• [Your goal]: Turn everything from the line containing "data-label: 529 bbox=[1090, 165, 1140, 198]" down to the last of the lines into a numbered list, skipping blank lines. Leave the pictures out.

Box annotation data:
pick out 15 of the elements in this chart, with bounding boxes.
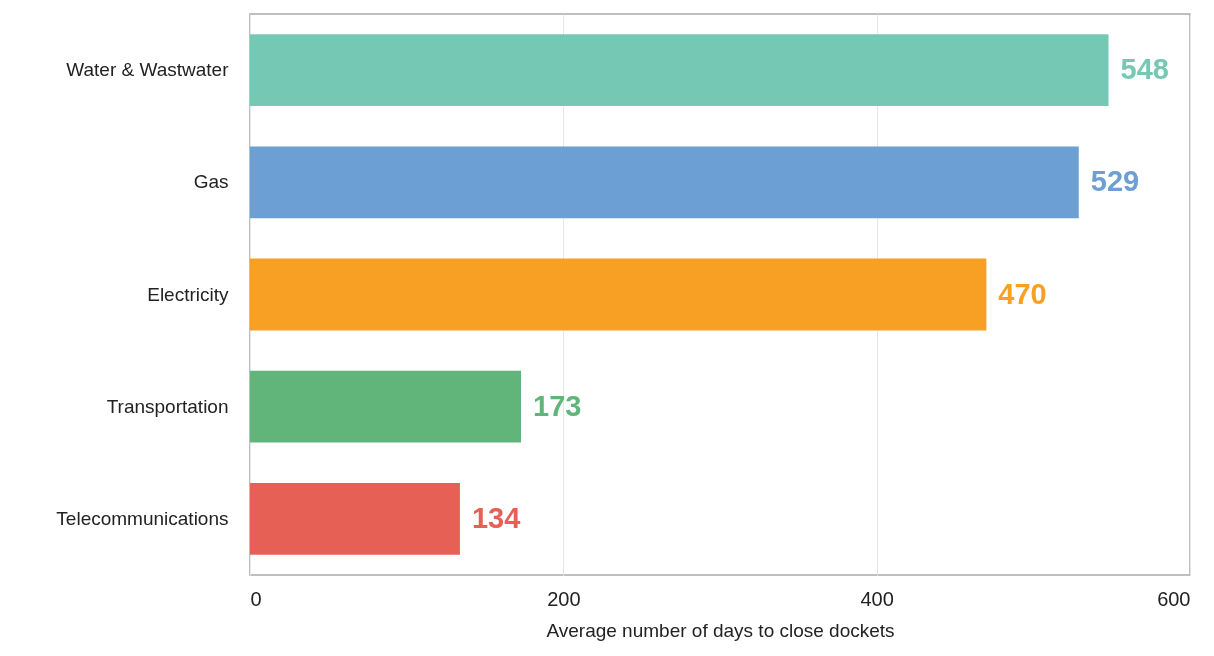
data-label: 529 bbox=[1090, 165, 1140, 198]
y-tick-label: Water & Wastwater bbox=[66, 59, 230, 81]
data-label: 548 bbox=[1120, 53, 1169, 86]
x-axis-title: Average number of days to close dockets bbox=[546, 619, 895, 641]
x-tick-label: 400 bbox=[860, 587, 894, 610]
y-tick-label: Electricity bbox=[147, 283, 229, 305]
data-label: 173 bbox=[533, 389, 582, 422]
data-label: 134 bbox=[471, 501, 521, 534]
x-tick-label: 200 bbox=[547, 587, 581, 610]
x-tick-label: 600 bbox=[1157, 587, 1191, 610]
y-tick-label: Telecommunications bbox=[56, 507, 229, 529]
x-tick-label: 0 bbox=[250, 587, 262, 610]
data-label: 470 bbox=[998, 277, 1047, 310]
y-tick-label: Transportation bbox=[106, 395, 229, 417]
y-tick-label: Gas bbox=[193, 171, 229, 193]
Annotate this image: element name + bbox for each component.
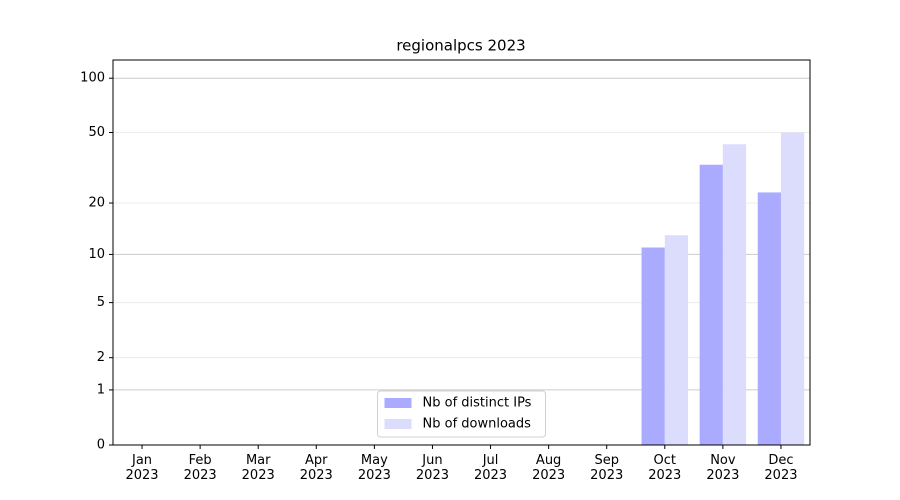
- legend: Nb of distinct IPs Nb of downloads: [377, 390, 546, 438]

• [Solution]:
1. data-label: 529 bbox=[1090, 165, 1140, 198]
2. y-tick-label: Water & Wastwater bbox=[66, 59, 230, 81]
3. data-label: 548 bbox=[1120, 53, 1169, 86]
4. x-axis-title: Average number of days to close dockets bbox=[546, 619, 895, 641]
5. x-tick-label: 400 bbox=[860, 587, 894, 610]
6. y-tick-label: Electricity bbox=[147, 283, 229, 305]
7. data-label: 173 bbox=[533, 389, 582, 422]
8. data-label: 134 bbox=[471, 501, 521, 534]
9. x-tick-label: 200 bbox=[547, 587, 581, 610]
10. x-tick-label: 600 bbox=[1157, 587, 1191, 610]
11. y-tick-label: Telecommunications bbox=[56, 507, 229, 529]
12. x-tick-label: 0 bbox=[250, 587, 262, 610]
13. data-label: 470 bbox=[998, 277, 1047, 310]
14. y-tick-label: Transportation bbox=[106, 395, 229, 417]
15. y-tick-label: Gas bbox=[193, 171, 229, 193]
16. Annotate this image: element name + bbox for each component.
17. - legend: Nb of distinct IPs Nb of downloads: [377, 390, 546, 438]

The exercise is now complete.